Using the listing below, select the lines with the word "this" and copy them.

════════════════════

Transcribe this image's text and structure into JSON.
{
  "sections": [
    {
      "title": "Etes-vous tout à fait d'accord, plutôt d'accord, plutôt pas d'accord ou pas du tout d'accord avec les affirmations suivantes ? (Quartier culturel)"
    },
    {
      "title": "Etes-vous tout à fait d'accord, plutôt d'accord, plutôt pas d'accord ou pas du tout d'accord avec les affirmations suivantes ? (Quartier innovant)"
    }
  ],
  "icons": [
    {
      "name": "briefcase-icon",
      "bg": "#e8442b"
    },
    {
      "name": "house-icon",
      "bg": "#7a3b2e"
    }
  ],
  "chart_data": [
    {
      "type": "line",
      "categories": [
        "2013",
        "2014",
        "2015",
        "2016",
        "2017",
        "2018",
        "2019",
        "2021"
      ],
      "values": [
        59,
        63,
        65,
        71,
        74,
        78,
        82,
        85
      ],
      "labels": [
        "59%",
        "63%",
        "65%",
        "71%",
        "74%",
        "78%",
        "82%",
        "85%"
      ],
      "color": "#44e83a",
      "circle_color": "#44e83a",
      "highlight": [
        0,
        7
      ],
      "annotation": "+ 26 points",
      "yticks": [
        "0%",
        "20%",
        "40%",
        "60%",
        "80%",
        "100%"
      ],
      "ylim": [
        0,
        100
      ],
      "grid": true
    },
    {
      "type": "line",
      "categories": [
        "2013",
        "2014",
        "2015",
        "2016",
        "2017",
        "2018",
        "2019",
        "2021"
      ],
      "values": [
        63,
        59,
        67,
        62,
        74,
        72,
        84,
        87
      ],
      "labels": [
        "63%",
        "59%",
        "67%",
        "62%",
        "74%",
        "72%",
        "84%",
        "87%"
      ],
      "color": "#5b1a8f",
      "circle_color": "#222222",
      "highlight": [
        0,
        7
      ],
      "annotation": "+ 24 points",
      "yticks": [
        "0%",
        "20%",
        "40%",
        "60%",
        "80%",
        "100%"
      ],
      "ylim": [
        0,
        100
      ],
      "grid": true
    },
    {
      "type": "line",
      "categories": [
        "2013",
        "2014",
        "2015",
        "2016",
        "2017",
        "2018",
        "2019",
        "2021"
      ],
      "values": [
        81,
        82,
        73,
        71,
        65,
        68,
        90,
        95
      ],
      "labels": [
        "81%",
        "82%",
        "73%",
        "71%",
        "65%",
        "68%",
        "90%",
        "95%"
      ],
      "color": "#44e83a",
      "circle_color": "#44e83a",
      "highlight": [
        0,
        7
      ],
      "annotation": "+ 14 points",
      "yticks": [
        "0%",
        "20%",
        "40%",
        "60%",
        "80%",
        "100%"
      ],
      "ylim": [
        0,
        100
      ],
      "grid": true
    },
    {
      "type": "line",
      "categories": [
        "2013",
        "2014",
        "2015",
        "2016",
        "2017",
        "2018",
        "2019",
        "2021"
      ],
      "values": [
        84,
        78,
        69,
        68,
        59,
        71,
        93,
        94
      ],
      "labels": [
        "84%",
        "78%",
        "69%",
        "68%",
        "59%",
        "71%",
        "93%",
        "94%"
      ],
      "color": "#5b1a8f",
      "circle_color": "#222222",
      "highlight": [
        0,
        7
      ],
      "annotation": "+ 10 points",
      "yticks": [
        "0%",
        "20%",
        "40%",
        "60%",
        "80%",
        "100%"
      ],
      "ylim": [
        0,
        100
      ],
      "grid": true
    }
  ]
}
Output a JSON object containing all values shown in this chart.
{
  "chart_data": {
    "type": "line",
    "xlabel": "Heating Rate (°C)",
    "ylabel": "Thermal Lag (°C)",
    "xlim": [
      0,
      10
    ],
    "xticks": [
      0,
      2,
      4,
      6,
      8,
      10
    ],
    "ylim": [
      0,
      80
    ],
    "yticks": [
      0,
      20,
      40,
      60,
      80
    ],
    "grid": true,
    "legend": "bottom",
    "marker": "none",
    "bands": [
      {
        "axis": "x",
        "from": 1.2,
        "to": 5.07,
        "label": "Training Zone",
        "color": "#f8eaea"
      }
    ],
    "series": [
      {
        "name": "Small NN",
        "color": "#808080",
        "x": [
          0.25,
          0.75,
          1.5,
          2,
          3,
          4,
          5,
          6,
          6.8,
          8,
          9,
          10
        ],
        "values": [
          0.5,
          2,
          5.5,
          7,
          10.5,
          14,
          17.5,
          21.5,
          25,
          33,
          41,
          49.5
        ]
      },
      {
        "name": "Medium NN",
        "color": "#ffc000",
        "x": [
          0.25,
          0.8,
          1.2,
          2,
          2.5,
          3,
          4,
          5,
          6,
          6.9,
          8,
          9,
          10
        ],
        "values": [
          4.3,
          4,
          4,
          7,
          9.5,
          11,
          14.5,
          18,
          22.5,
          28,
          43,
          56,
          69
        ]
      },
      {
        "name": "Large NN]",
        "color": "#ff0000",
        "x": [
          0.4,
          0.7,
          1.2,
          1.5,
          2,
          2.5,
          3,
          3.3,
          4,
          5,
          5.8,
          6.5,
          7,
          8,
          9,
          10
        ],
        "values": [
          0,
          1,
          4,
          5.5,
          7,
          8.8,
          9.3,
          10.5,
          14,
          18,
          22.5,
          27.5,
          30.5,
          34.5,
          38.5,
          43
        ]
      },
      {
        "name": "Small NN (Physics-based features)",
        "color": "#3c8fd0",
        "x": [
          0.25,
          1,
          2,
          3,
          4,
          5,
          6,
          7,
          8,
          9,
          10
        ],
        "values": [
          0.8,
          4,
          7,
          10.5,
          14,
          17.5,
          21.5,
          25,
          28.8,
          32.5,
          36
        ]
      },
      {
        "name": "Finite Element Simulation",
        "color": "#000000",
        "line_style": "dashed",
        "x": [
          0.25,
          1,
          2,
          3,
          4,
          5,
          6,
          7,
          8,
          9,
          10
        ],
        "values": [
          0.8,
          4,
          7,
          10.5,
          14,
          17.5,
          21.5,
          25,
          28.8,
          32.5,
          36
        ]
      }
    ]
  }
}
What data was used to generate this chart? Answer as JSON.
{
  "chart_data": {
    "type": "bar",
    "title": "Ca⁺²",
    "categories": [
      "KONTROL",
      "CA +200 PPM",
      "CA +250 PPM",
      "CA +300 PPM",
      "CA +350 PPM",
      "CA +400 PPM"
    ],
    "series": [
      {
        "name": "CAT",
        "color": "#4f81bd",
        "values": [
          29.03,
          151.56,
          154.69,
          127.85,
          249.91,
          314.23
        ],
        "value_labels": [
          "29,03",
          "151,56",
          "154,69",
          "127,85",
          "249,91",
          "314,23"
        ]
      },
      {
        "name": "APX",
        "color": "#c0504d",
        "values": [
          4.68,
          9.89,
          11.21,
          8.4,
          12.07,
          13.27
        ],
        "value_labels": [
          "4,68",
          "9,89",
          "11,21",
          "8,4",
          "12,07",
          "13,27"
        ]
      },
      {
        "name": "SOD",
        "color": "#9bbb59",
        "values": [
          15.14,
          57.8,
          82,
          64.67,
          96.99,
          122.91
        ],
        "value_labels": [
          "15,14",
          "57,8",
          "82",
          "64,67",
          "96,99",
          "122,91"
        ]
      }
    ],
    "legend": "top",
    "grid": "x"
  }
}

════════════════════

SOLUTION TO THE PROBLEM ::
Transcribe this image's text and structure into JSON.
Output a JSON object containing all values shown in this chart.
What data was used to generate this chart? Answer as JSON.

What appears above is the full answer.